Task statement:
Take from the listing each line that has the string "Dein".

Dataset entries:
= = =

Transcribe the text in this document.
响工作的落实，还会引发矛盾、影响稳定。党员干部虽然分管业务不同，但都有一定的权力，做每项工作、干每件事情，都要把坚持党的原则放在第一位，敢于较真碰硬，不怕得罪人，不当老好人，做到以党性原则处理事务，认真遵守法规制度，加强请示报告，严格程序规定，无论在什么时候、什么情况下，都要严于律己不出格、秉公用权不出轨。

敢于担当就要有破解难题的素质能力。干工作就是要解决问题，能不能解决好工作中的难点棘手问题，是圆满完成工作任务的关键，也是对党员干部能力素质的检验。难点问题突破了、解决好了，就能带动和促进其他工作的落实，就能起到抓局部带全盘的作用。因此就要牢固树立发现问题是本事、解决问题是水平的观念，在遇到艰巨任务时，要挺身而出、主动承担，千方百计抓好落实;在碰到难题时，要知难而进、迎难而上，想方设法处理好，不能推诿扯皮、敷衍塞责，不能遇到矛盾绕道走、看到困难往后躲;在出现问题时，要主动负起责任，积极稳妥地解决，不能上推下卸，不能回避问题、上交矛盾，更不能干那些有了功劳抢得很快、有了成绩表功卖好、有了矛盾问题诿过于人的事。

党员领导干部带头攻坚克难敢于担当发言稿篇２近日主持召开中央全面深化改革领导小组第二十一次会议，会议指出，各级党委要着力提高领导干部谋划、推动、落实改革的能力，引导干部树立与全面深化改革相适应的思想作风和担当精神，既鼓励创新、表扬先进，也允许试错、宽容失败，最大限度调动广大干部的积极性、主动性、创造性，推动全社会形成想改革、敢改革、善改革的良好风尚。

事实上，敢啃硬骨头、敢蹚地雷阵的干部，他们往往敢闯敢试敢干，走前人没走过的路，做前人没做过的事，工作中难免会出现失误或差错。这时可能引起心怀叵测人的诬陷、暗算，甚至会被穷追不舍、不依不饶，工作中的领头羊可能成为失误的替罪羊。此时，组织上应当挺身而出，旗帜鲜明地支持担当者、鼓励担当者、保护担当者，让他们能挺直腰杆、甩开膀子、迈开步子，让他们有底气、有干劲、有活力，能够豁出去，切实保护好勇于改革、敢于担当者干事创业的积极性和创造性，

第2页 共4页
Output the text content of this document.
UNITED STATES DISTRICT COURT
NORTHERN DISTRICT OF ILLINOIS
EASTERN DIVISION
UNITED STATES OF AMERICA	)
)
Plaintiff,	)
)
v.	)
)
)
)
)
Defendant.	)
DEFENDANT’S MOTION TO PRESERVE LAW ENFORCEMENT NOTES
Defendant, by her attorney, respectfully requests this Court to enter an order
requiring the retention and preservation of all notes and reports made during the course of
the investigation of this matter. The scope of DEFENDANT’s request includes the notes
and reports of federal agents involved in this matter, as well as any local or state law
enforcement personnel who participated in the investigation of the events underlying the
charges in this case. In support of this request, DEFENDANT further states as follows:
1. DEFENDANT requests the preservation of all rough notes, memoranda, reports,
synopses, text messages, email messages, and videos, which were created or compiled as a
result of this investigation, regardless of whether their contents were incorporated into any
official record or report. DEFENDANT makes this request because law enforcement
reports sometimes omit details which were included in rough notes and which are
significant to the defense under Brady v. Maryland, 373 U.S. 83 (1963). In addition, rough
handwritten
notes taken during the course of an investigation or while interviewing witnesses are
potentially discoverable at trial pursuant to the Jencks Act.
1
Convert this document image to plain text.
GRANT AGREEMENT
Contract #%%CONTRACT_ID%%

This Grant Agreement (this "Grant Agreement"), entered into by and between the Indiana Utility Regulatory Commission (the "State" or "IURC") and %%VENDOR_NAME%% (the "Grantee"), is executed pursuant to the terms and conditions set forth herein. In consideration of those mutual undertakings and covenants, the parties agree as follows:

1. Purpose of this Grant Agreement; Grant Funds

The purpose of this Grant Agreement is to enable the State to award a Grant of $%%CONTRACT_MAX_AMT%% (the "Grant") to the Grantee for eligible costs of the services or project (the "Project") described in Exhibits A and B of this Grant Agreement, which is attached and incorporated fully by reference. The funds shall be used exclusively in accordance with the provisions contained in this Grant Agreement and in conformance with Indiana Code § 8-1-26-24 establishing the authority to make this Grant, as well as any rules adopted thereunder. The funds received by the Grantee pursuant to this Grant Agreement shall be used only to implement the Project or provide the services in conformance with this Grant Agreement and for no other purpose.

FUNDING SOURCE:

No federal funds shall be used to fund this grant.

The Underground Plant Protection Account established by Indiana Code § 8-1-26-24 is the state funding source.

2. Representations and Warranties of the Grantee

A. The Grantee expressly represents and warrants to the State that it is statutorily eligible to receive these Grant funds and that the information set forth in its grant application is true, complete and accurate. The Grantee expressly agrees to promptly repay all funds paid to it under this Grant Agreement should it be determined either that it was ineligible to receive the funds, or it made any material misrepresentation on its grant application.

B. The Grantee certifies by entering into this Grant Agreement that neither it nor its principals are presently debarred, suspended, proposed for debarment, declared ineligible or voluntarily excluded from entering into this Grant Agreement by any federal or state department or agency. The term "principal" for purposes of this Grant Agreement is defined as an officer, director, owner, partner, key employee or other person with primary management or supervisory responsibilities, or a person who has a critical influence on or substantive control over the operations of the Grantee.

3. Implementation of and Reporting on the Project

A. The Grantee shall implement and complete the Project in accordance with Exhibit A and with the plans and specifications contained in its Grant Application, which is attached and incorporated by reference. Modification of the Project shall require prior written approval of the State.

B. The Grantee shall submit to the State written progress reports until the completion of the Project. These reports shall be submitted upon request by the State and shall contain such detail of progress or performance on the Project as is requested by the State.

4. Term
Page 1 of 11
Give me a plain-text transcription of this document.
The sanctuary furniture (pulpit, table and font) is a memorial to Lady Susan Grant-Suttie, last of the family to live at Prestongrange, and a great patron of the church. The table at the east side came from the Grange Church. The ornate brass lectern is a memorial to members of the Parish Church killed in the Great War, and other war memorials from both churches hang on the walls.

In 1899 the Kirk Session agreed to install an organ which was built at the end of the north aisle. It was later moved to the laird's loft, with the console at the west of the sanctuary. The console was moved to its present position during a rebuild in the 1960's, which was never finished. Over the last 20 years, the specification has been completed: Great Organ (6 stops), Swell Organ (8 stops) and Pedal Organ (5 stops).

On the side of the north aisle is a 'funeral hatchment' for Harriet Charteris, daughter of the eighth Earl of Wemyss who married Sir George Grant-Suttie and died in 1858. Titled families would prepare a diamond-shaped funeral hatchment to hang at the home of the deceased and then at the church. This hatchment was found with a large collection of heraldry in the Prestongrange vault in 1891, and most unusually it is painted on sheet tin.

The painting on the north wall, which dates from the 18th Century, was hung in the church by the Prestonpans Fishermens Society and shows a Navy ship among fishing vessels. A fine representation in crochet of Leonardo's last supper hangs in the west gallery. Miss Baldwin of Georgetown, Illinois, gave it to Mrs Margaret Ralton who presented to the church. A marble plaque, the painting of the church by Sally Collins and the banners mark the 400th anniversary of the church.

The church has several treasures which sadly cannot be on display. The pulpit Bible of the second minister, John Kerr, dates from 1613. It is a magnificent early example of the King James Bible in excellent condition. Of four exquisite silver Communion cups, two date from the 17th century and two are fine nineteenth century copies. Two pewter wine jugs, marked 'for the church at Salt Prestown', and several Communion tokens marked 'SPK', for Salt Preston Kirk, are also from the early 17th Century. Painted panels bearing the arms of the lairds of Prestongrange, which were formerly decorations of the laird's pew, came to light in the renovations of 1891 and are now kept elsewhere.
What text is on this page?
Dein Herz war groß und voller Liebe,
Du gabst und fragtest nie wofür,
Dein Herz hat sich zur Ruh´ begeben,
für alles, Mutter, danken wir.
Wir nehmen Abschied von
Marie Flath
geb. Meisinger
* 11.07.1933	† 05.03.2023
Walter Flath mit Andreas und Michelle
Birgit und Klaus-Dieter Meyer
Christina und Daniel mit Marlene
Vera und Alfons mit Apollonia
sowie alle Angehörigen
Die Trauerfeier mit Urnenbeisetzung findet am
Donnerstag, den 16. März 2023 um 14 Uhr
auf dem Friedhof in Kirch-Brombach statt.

= = =

Solution:
Dein Herz war groß und voller Liebe,
Dein Herz hat sich zur Ruh´ begeben,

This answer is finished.